> WHAT YOU WILL DO: Identify each line holding the string "Camera" and copy it.

══ DATA FOR PROCESSING

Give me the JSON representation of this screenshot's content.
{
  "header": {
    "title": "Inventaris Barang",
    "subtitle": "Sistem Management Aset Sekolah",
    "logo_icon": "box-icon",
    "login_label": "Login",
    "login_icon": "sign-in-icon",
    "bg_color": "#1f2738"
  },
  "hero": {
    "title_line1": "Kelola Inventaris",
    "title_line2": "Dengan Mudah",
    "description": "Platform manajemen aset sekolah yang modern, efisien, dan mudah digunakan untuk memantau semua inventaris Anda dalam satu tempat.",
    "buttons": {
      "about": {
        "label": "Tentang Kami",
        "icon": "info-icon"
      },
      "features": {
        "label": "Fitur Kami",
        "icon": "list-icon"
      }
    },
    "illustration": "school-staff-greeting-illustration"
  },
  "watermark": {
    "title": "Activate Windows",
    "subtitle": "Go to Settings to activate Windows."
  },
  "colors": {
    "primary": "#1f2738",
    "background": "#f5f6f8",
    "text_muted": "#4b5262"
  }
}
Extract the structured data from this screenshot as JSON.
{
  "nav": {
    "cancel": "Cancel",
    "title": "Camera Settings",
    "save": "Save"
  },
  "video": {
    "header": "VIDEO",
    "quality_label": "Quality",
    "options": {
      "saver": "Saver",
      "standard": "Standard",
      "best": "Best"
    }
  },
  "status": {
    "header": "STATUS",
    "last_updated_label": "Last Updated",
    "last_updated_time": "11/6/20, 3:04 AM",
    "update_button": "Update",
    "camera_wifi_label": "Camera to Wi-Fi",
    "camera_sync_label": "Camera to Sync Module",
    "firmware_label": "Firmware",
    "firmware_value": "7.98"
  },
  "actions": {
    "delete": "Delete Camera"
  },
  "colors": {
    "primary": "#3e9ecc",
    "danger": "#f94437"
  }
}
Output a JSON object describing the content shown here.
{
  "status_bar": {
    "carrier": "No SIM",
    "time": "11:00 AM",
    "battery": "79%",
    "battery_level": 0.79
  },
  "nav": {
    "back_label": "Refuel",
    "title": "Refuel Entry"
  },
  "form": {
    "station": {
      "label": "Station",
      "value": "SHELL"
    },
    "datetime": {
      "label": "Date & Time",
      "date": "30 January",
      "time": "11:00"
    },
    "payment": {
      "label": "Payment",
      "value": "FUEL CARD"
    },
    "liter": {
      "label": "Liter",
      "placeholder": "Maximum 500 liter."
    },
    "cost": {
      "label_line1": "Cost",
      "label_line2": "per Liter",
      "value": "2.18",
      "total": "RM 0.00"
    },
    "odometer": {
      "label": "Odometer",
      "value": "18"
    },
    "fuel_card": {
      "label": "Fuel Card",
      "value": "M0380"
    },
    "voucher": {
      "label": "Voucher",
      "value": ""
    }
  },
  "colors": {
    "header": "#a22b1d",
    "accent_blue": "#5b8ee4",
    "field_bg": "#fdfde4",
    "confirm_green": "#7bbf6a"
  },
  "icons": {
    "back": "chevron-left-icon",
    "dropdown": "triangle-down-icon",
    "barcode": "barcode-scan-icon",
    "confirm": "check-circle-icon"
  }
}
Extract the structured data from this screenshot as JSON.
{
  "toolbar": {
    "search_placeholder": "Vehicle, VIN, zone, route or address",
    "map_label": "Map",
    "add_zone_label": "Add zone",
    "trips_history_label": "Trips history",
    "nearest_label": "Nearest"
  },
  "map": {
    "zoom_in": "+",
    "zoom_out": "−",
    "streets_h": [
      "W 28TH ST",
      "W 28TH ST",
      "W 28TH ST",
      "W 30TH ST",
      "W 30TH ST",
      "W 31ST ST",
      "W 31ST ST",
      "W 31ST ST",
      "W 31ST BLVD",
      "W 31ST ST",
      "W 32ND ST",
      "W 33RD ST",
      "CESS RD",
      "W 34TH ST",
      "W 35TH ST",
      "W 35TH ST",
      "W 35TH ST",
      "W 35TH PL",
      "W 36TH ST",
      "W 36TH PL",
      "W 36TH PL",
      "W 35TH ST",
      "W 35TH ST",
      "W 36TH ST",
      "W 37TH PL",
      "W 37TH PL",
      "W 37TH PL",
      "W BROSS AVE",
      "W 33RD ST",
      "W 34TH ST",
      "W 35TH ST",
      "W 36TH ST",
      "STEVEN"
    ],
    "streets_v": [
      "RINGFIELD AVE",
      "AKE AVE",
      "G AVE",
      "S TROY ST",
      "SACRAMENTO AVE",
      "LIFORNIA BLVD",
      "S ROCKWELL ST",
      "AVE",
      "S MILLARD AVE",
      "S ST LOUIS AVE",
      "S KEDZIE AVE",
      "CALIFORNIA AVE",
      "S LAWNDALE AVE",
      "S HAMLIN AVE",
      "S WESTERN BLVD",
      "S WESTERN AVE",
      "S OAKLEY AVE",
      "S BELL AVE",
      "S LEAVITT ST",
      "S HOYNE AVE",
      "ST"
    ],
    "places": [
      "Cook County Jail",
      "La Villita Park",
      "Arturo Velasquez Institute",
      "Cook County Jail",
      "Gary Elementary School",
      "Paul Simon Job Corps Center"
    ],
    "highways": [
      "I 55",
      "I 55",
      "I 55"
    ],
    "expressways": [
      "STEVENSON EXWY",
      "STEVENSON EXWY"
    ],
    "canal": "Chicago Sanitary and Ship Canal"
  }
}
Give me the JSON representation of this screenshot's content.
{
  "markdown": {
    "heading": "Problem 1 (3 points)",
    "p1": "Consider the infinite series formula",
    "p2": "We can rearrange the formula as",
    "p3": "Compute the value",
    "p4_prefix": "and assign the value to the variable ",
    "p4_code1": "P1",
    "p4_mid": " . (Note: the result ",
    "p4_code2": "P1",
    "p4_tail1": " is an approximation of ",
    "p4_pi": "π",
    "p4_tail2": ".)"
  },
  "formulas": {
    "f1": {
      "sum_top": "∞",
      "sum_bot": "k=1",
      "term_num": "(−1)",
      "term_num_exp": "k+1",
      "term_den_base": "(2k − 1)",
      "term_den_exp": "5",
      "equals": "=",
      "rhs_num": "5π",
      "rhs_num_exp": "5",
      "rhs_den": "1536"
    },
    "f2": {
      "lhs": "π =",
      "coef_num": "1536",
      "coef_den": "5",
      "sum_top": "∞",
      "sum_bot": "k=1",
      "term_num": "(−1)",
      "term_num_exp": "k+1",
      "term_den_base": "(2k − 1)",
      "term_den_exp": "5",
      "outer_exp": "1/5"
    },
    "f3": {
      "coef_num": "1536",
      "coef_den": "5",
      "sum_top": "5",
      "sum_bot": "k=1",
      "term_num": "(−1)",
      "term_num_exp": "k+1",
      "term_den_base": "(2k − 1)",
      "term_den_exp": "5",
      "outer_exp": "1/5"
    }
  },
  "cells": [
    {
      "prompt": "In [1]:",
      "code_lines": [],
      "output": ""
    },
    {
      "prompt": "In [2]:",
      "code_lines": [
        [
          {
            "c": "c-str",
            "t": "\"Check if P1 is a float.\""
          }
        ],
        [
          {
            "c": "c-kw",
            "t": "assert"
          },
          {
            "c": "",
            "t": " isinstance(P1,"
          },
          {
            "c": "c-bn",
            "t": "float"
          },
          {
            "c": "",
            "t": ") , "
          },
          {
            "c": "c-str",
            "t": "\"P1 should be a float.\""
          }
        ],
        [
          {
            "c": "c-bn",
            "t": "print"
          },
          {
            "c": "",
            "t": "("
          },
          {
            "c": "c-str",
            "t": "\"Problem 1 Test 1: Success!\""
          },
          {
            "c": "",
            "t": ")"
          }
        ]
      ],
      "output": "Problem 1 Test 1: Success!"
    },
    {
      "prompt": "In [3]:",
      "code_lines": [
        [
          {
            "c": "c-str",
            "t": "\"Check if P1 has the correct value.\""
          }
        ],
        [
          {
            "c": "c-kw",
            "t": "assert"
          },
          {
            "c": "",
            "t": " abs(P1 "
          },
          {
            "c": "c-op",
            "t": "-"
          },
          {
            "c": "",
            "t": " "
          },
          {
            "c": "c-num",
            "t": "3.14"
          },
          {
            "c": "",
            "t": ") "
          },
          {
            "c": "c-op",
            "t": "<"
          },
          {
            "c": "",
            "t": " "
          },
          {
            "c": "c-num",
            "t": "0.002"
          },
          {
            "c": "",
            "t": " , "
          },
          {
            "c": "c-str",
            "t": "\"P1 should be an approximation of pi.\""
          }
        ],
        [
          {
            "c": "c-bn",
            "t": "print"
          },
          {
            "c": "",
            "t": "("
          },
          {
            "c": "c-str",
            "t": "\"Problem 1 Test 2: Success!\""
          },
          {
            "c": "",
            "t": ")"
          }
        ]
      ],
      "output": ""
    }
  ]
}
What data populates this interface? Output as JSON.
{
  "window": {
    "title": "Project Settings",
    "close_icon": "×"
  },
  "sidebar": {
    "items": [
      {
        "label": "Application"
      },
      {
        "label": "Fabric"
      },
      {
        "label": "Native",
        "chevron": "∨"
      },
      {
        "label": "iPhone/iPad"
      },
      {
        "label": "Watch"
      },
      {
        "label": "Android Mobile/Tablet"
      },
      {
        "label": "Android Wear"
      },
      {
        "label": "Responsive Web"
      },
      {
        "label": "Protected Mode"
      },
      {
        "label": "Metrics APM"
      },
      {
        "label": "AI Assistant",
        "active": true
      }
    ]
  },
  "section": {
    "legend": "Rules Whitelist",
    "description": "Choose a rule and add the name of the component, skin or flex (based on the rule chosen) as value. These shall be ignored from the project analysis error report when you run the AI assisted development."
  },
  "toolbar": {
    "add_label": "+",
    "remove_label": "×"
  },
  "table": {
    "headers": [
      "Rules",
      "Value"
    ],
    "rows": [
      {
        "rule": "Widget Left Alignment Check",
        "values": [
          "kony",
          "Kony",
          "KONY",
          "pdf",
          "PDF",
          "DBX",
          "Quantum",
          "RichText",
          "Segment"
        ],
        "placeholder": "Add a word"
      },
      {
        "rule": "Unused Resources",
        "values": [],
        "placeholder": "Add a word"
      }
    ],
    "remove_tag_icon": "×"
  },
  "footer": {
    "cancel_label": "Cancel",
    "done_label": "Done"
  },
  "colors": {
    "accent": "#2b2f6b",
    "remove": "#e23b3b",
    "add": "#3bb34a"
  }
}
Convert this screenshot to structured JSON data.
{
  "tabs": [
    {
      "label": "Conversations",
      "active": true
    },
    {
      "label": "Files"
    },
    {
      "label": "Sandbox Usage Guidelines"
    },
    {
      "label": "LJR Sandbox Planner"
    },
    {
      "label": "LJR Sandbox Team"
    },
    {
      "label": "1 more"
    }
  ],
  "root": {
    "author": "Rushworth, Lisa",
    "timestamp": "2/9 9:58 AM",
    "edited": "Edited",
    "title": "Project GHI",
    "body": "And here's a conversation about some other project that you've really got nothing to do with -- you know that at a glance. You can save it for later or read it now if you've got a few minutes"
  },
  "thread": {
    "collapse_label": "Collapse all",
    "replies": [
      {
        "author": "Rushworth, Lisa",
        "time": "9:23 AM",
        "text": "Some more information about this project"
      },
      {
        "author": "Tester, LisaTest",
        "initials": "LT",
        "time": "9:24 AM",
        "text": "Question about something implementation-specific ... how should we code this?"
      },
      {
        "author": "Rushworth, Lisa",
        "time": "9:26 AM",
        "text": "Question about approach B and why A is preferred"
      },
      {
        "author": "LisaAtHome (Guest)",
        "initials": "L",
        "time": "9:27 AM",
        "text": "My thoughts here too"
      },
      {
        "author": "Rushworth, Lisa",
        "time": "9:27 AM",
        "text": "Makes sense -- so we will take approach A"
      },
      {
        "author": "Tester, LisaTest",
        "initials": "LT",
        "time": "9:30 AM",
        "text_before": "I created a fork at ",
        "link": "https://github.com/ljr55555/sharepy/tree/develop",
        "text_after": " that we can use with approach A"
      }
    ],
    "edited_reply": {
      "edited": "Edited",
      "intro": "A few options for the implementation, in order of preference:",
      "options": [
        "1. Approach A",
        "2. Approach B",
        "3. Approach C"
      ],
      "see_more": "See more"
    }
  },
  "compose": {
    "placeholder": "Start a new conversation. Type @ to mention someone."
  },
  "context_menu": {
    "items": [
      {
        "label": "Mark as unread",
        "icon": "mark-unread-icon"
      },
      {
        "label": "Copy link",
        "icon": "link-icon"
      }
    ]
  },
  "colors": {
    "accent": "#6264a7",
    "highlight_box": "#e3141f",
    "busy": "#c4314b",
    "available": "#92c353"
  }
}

════

> CORRECT OUTPUT:
    "title": "Camera Settings",
    "camera_wifi_label": "Camera to Wi-Fi",
    "camera_sync_label": "Camera to Sync Module",
    "delete": "Delete Camera"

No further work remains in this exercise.